## Extracted information
-*-
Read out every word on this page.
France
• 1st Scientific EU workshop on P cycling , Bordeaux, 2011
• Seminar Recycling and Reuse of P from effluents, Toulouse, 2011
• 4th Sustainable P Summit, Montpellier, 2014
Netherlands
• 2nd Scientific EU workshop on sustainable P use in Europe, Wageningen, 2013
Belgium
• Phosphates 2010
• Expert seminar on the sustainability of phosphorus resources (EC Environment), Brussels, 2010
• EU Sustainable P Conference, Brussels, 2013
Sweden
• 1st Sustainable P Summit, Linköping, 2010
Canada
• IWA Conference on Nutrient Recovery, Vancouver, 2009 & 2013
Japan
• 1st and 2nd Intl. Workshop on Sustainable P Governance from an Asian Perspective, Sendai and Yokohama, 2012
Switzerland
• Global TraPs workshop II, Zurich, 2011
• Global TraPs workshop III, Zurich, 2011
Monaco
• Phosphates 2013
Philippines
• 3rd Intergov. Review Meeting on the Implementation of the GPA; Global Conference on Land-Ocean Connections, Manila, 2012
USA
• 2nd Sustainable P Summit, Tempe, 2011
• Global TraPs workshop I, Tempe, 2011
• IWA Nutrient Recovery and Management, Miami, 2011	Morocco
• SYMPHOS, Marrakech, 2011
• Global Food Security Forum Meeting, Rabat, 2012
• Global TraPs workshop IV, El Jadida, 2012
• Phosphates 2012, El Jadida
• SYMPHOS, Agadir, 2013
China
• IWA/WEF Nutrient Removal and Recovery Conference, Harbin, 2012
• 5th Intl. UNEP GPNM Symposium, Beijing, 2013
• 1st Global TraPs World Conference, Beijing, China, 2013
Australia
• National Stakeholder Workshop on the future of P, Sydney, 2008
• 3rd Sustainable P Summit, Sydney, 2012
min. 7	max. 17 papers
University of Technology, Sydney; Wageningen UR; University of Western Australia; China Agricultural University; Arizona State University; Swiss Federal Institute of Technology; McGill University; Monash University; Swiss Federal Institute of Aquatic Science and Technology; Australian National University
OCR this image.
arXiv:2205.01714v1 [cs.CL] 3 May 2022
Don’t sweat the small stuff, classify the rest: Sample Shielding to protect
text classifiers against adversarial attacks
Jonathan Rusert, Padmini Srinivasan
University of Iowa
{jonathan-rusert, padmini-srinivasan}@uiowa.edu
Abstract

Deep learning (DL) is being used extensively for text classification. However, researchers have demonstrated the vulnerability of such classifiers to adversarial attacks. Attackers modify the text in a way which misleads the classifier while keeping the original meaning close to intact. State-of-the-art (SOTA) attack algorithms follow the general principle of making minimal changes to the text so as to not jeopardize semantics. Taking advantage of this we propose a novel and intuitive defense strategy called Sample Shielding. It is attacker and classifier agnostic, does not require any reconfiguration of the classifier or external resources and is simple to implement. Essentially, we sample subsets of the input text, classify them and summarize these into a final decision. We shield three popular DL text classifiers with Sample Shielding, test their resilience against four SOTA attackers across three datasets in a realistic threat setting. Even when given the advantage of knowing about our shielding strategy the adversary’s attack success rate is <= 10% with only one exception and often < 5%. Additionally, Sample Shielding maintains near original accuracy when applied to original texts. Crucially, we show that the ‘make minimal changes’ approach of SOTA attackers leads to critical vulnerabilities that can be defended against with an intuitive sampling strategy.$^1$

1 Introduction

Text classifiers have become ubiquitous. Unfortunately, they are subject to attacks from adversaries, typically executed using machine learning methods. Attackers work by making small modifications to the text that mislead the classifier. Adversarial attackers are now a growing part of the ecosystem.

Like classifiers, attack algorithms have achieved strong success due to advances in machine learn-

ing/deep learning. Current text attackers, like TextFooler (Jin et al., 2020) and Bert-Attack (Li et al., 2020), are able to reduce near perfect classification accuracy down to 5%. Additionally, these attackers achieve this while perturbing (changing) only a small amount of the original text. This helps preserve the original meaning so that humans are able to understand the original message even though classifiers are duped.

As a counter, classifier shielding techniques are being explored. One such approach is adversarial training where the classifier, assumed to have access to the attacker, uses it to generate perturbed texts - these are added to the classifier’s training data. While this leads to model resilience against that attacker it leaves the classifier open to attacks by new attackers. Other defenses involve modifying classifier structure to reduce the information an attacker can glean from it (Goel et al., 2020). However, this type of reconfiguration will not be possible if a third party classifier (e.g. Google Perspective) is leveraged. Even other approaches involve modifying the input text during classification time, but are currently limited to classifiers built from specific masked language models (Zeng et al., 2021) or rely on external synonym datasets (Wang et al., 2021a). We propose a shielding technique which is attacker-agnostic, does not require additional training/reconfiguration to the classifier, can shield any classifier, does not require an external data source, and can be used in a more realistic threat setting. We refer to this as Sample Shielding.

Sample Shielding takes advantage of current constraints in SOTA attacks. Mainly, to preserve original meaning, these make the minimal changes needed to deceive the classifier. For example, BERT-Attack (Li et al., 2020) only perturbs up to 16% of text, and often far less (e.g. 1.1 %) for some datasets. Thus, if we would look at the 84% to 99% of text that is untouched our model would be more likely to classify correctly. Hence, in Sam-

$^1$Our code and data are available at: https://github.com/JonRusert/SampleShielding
-*-
## Written exercise
Extract all lines from the material above that include the word "Beijing".

## Exercise result
• 5th Intl. UNEP GPNM Symposium, Beijing, 2013
• 1st Global TraPs World Conference, Beijing, China, 2013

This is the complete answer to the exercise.